Scan the entries below for the word "HTTPS". Copy each line that has it.

══════════

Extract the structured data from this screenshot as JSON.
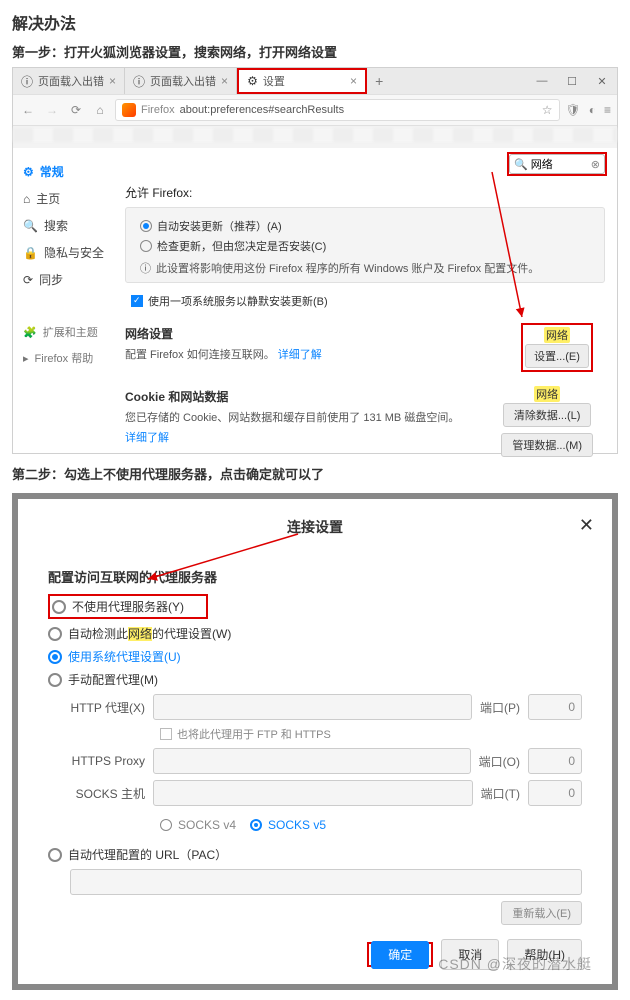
{
  "heading": "解决办法",
  "step1": "第一步：打开火狐浏览器设置，搜索网络，打开网络设置",
  "step2": "第二步：勾选上不使用代理服务器，点击确定就可以了",
  "tabs": {
    "t1": "页面载入出错",
    "t2": "页面载入出错",
    "t3": "设置",
    "plus": "+"
  },
  "win": {
    "min": "—",
    "max": "☐",
    "close": "✕"
  },
  "addr": {
    "firefox_label": "Firefox",
    "url": "about:preferences#searchResults",
    "star": "☆",
    "shield": "🛡",
    "menu": "≡"
  },
  "search": {
    "placeholder": "网络",
    "value": "网络"
  },
  "sidebar": {
    "items": [
      {
        "icon": "⚙",
        "label": "常规"
      },
      {
        "icon": "⌂",
        "label": "主页"
      },
      {
        "icon": "🔍",
        "label": "搜索"
      },
      {
        "icon": "🔒",
        "label": "隐私与安全"
      },
      {
        "icon": "⟳",
        "label": "同步"
      }
    ],
    "sub": [
      {
        "icon": "🧩",
        "label": "扩展和主题"
      },
      {
        "icon": "▸",
        "label": "Firefox 帮助"
      }
    ]
  },
  "prefs": {
    "allow_title": "允许 Firefox:",
    "r1": "自动安装更新（推荐）(A)",
    "r2": "检查更新，但由您决定是否安装(C)",
    "info": "此设置将影响使用这份 Firefox 程序的所有 Windows 账户及 Firefox 配置文件。",
    "chk1": "使用一项系统服务以静默安装更新(B)",
    "net_title": "网络设置",
    "net_desc": "配置 Firefox 如何连接互联网。",
    "learn": "详细了解",
    "hl_net": "网络",
    "net_btn": "设置...(E)",
    "cookie_title": "Cookie 和网站数据",
    "cookie_desc": "您已存储的 Cookie、网站数据和缓存目前使用了 131 MB 磁盘空间。",
    "clear_btn": "清除数据...(L)",
    "manage_btn": "管理数据...(M)"
  },
  "modal": {
    "title": "连接设置",
    "sub": "配置访问互联网的代理服务器",
    "o1": "不使用代理服务器(Y)",
    "o2_pre": "自动检测此",
    "o2_hl": "网络",
    "o2_post": "的代理设置(W)",
    "o3": "使用系统代理设置(U)",
    "o4": "手动配置代理(M)",
    "http": "HTTP 代理(X)",
    "port_p": "端口(P)",
    "port_o": "端口(O)",
    "port_t": "端口(T)",
    "ftp_chk": "也将此代理用于 FTP 和 HTTPS",
    "https": "HTTPS Proxy",
    "socks": "SOCKS 主机",
    "sv4": "SOCKS v4",
    "sv5": "SOCKS v5",
    "pac": "自动代理配置的 URL（PAC）",
    "reload": "重新载入(E)",
    "ok": "确定",
    "cancel": "取消",
    "help": "帮助(H)",
    "port_zero": "0"
  },
  "watermark": "CSDN @深夜的潜水艇"
}
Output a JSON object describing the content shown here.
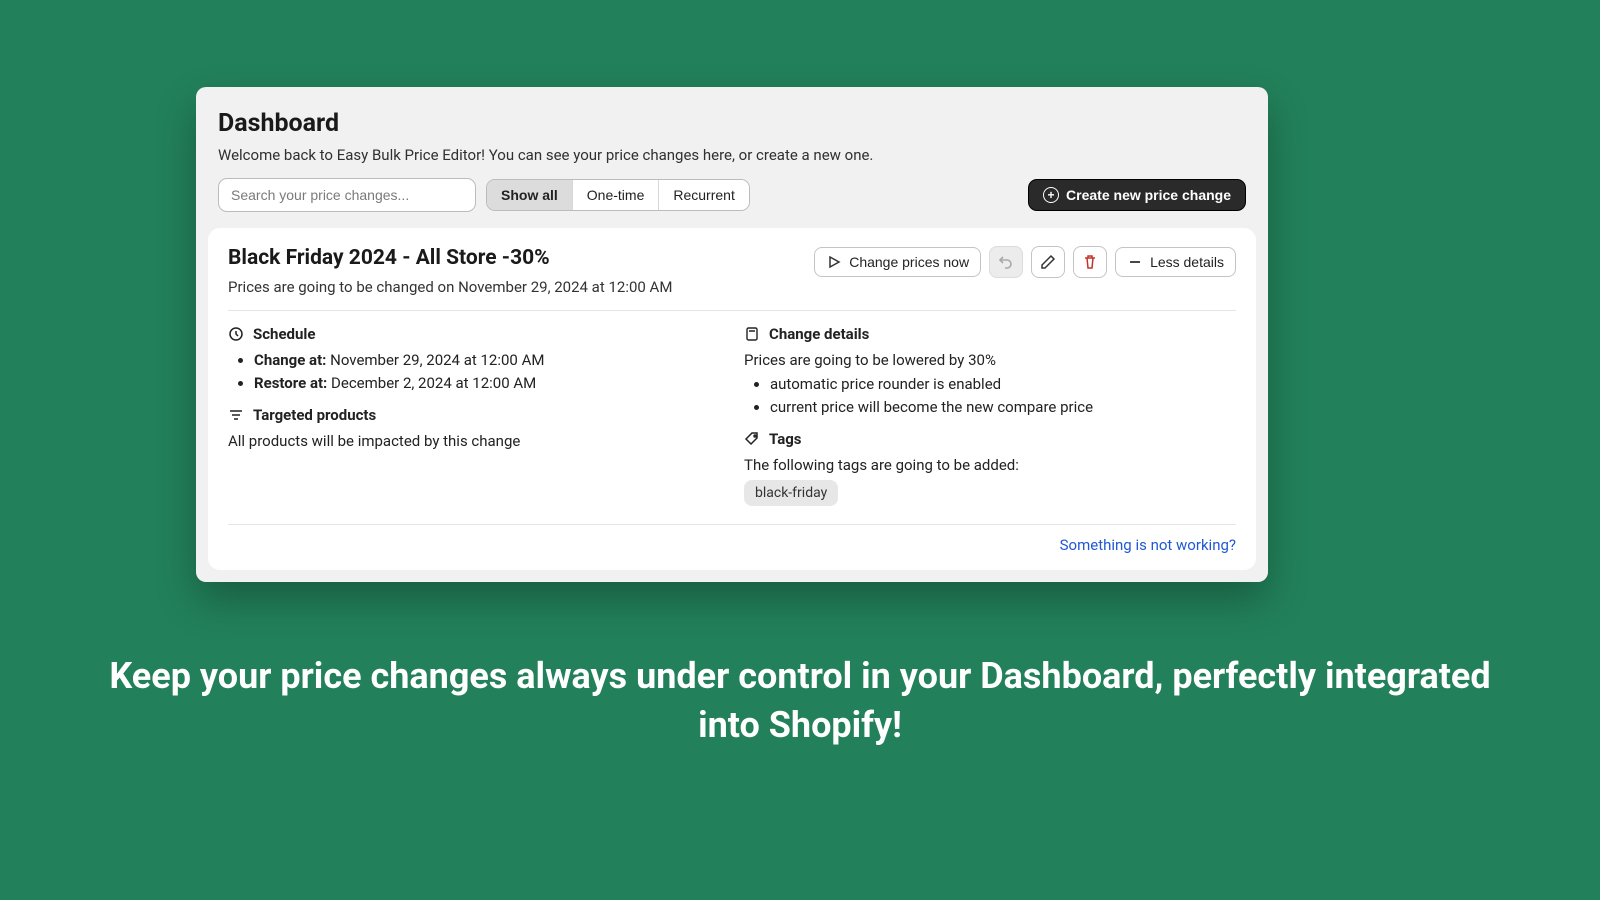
{
  "header": {
    "title": "Dashboard",
    "subtitle": "Welcome back to Easy Bulk Price Editor! You can see your price changes here, or create a new one."
  },
  "toolbar": {
    "search_placeholder": "Search your price changes...",
    "filters": {
      "all": "Show all",
      "one": "One-time",
      "rec": "Recurrent"
    },
    "create_label": "Create new price change"
  },
  "card": {
    "title": "Black Friday 2024 - All Store -30%",
    "subtitle": "Prices are going to be changed on November 29, 2024 at 12:00 AM",
    "actions": {
      "change_now": "Change prices now",
      "less_details": "Less details"
    },
    "schedule": {
      "heading": "Schedule",
      "change_label": "Change at:",
      "change_value": "November 29, 2024 at 12:00 AM",
      "restore_label": "Restore at:",
      "restore_value": "December 2, 2024 at 12:00 AM"
    },
    "targeted": {
      "heading": "Targeted products",
      "text": "All products will be impacted by this change"
    },
    "change_details": {
      "heading": "Change details",
      "intro": "Prices are going to be lowered by 30%",
      "items": {
        "0": "automatic price rounder is enabled",
        "1": "current price will become the new compare price"
      }
    },
    "tags": {
      "heading": "Tags",
      "intro": "The following tags are going to be added:",
      "tag0": "black-friday"
    },
    "footer_link": "Something is not working?"
  },
  "caption": "Keep your price changes always under control in your Dashboard, perfectly integrated into Shopify!"
}
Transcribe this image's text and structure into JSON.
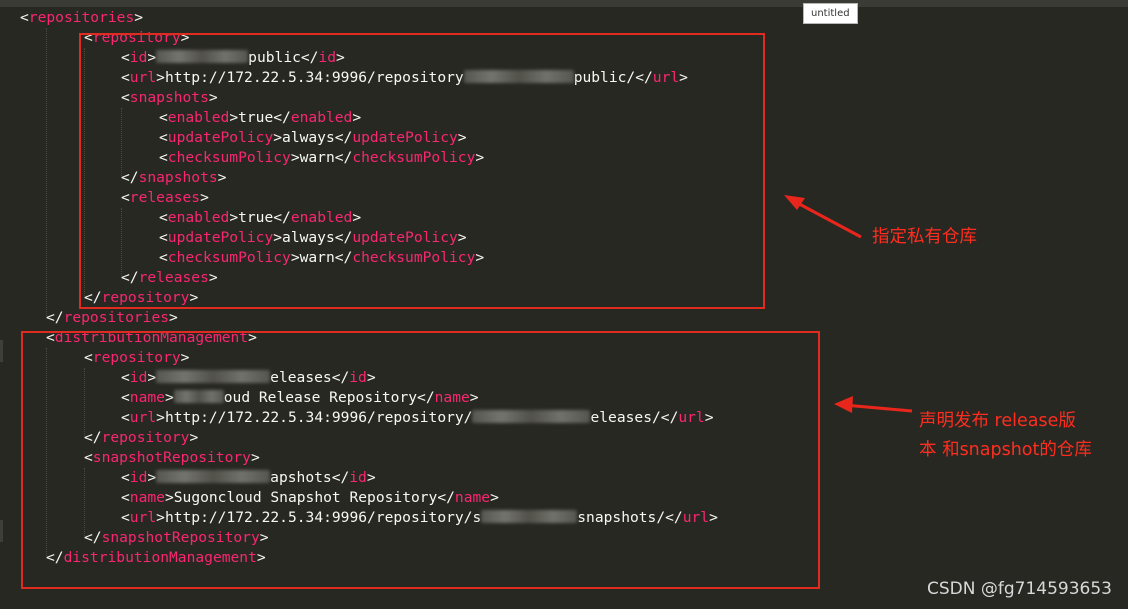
{
  "tab": {
    "label": "untitled"
  },
  "lines": [
    {
      "indent": 0,
      "parts": [
        [
          "br",
          "<"
        ],
        [
          "tn",
          "repositories"
        ],
        [
          "br",
          ">"
        ]
      ]
    },
    {
      "indent": 2,
      "parts": [
        [
          "br",
          "<"
        ],
        [
          "tn",
          "repository"
        ],
        [
          "br",
          ">"
        ]
      ]
    },
    {
      "indent": 3,
      "parts": [
        [
          "br",
          "<"
        ],
        [
          "tn",
          "id"
        ],
        [
          "br",
          ">"
        ],
        [
          "blur",
          ""
        ],
        [
          "tx",
          "public"
        ],
        [
          "br",
          "</"
        ],
        [
          "tn",
          "id"
        ],
        [
          "br",
          ">"
        ]
      ]
    },
    {
      "indent": 3,
      "parts": [
        [
          "br",
          "<"
        ],
        [
          "tn",
          "url"
        ],
        [
          "br",
          ">"
        ],
        [
          "tx",
          "http://172.22.5.34:9996/repository"
        ],
        [
          "blur",
          ""
        ],
        [
          "tx",
          "public/"
        ],
        [
          "br",
          "</"
        ],
        [
          "tn",
          "url"
        ],
        [
          "br",
          ">"
        ]
      ]
    },
    {
      "indent": 3,
      "parts": [
        [
          "br",
          "<"
        ],
        [
          "tn",
          "snapshots"
        ],
        [
          "br",
          ">"
        ]
      ]
    },
    {
      "indent": 4,
      "parts": [
        [
          "br",
          "<"
        ],
        [
          "tn",
          "enabled"
        ],
        [
          "br",
          ">"
        ],
        [
          "tx",
          "true"
        ],
        [
          "br",
          "</"
        ],
        [
          "tn",
          "enabled"
        ],
        [
          "br",
          ">"
        ]
      ]
    },
    {
      "indent": 4,
      "parts": [
        [
          "br",
          "<"
        ],
        [
          "tn",
          "updatePolicy"
        ],
        [
          "br",
          ">"
        ],
        [
          "tx",
          "always"
        ],
        [
          "br",
          "</"
        ],
        [
          "tn",
          "updatePolicy"
        ],
        [
          "br",
          ">"
        ]
      ]
    },
    {
      "indent": 4,
      "parts": [
        [
          "br",
          "<"
        ],
        [
          "tn",
          "checksumPolicy"
        ],
        [
          "br",
          ">"
        ],
        [
          "tx",
          "warn"
        ],
        [
          "br",
          "</"
        ],
        [
          "tn",
          "checksumPolicy"
        ],
        [
          "br",
          ">"
        ]
      ]
    },
    {
      "indent": 3,
      "parts": [
        [
          "br",
          "</"
        ],
        [
          "tn",
          "snapshots"
        ],
        [
          "br",
          ">"
        ]
      ]
    },
    {
      "indent": 3,
      "parts": [
        [
          "br",
          "<"
        ],
        [
          "tn",
          "releases"
        ],
        [
          "br",
          ">"
        ]
      ]
    },
    {
      "indent": 4,
      "parts": [
        [
          "br",
          "<"
        ],
        [
          "tn",
          "enabled"
        ],
        [
          "br",
          ">"
        ],
        [
          "tx",
          "true"
        ],
        [
          "br",
          "</"
        ],
        [
          "tn",
          "enabled"
        ],
        [
          "br",
          ">"
        ]
      ]
    },
    {
      "indent": 4,
      "parts": [
        [
          "br",
          "<"
        ],
        [
          "tn",
          "updatePolicy"
        ],
        [
          "br",
          ">"
        ],
        [
          "tx",
          "always"
        ],
        [
          "br",
          "</"
        ],
        [
          "tn",
          "updatePolicy"
        ],
        [
          "br",
          ">"
        ]
      ]
    },
    {
      "indent": 4,
      "parts": [
        [
          "br",
          "<"
        ],
        [
          "tn",
          "checksumPolicy"
        ],
        [
          "br",
          ">"
        ],
        [
          "tx",
          "warn"
        ],
        [
          "br",
          "</"
        ],
        [
          "tn",
          "checksumPolicy"
        ],
        [
          "br",
          ">"
        ]
      ]
    },
    {
      "indent": 3,
      "parts": [
        [
          "br",
          "</"
        ],
        [
          "tn",
          "releases"
        ],
        [
          "br",
          ">"
        ]
      ]
    },
    {
      "indent": 2,
      "parts": [
        [
          "br",
          "</"
        ],
        [
          "tn",
          "repository"
        ],
        [
          "br",
          ">"
        ]
      ]
    },
    {
      "indent": 1,
      "parts": [
        [
          "br",
          "</"
        ],
        [
          "tn",
          "repositories"
        ],
        [
          "br",
          ">"
        ]
      ]
    },
    {
      "indent": 1,
      "parts": [
        [
          "br",
          "<"
        ],
        [
          "tn",
          "distributionManagement"
        ],
        [
          "br",
          ">"
        ]
      ]
    },
    {
      "indent": 2,
      "parts": [
        [
          "br",
          "<"
        ],
        [
          "tn",
          "repository"
        ],
        [
          "br",
          ">"
        ]
      ]
    },
    {
      "indent": 3,
      "parts": [
        [
          "br",
          "<"
        ],
        [
          "tn",
          "id"
        ],
        [
          "br",
          ">"
        ],
        [
          "blur",
          ""
        ],
        [
          "tx",
          "eleases"
        ],
        [
          "br",
          "</"
        ],
        [
          "tn",
          "id"
        ],
        [
          "br",
          ">"
        ]
      ]
    },
    {
      "indent": 3,
      "parts": [
        [
          "br",
          "<"
        ],
        [
          "tn",
          "name"
        ],
        [
          "br",
          ">"
        ],
        [
          "blur",
          ""
        ],
        [
          "tx",
          "oud Release Repository"
        ],
        [
          "br",
          "</"
        ],
        [
          "tn",
          "name"
        ],
        [
          "br",
          ">"
        ]
      ]
    },
    {
      "indent": 3,
      "parts": [
        [
          "br",
          "<"
        ],
        [
          "tn",
          "url"
        ],
        [
          "br",
          ">"
        ],
        [
          "tx",
          "http://172.22.5.34:9996/repository/"
        ],
        [
          "blur",
          ""
        ],
        [
          "tx",
          "eleases/"
        ],
        [
          "br",
          "</"
        ],
        [
          "tn",
          "url"
        ],
        [
          "br",
          ">"
        ]
      ]
    },
    {
      "indent": 2,
      "parts": [
        [
          "br",
          "</"
        ],
        [
          "tn",
          "repository"
        ],
        [
          "br",
          ">"
        ]
      ]
    },
    {
      "indent": 2,
      "parts": [
        [
          "br",
          "<"
        ],
        [
          "tn",
          "snapshotRepository"
        ],
        [
          "br",
          ">"
        ]
      ]
    },
    {
      "indent": 3,
      "parts": [
        [
          "br",
          "<"
        ],
        [
          "tn",
          "id"
        ],
        [
          "br",
          ">"
        ],
        [
          "blur",
          ""
        ],
        [
          "tx",
          "apshots"
        ],
        [
          "br",
          "</"
        ],
        [
          "tn",
          "id"
        ],
        [
          "br",
          ">"
        ]
      ]
    },
    {
      "indent": 3,
      "parts": [
        [
          "br",
          "<"
        ],
        [
          "tn",
          "name"
        ],
        [
          "br",
          ">"
        ],
        [
          "tx",
          "Sugoncloud Snapshot Repository"
        ],
        [
          "br",
          "</"
        ],
        [
          "tn",
          "name"
        ],
        [
          "br",
          ">"
        ]
      ]
    },
    {
      "indent": 3,
      "parts": [
        [
          "br",
          "<"
        ],
        [
          "tn",
          "url"
        ],
        [
          "br",
          ">"
        ],
        [
          "tx",
          "http://172.22.5.34:9996/repository/s"
        ],
        [
          "blur",
          ""
        ],
        [
          "tx",
          "snapshots/"
        ],
        [
          "br",
          "</"
        ],
        [
          "tn",
          "url"
        ],
        [
          "br",
          ">"
        ]
      ]
    },
    {
      "indent": 2,
      "parts": [
        [
          "br",
          "</"
        ],
        [
          "tn",
          "snapshotRepository"
        ],
        [
          "br",
          ">"
        ]
      ]
    },
    {
      "indent": 1,
      "parts": [
        [
          "br",
          "</"
        ],
        [
          "tn",
          "distributionManagement"
        ],
        [
          "br",
          ">"
        ]
      ]
    }
  ],
  "annotations": {
    "note1": "指定私有仓库",
    "note2_line1": "声明发布 release版",
    "note2_line2": "本 和snapshot的仓库"
  },
  "watermark": "CSDN @fg714593653",
  "colors": {
    "background": "#272822",
    "tag": "#f92672",
    "text": "#f8f8f2",
    "annotation": "#ff2d1f"
  }
}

══════════

RESULT OF THIS EXERCISE:
    "ftp_chk": "也将此代理用于 FTP 和 HTTPS",
    "https": "HTTPS Proxy",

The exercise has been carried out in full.